Records contained in a dataset
# # # # #
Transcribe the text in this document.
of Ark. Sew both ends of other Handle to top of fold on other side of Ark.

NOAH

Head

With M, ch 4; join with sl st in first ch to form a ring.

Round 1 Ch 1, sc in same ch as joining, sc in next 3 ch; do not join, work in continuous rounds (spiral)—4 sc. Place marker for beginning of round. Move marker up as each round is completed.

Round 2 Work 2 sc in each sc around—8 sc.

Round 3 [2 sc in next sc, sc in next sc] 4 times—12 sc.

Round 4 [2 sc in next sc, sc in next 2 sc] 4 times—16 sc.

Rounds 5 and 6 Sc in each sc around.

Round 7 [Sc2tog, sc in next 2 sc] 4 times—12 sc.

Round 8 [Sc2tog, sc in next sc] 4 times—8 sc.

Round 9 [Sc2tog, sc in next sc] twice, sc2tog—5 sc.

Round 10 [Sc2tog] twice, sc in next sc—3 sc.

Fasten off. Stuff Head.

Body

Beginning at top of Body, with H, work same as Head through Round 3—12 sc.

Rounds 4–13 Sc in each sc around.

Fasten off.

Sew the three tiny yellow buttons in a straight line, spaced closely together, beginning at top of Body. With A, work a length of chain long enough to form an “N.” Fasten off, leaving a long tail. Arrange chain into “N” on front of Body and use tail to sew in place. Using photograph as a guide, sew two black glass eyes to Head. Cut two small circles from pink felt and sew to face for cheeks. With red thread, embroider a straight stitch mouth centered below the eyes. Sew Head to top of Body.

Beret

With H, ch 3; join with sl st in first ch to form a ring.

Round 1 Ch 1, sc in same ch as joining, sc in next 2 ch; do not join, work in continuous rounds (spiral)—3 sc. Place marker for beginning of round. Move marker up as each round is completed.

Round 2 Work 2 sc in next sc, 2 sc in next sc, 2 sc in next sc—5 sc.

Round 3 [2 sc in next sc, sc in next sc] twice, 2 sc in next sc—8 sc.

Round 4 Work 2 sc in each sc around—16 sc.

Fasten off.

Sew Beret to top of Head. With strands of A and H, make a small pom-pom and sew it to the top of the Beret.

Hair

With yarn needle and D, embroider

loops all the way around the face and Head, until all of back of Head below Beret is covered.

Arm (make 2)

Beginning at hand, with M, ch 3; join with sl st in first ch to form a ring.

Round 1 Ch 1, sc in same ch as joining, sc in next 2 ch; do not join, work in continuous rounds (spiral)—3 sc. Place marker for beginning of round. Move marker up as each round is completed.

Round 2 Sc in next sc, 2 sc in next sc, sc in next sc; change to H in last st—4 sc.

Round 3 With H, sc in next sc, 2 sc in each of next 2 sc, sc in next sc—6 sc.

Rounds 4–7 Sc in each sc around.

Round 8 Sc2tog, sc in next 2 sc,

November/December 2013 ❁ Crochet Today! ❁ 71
# # # # #
(Problem to solve)
Among the lines of the data above, determine how many contain the word "join". Report the number alone.

(Worked answer)
6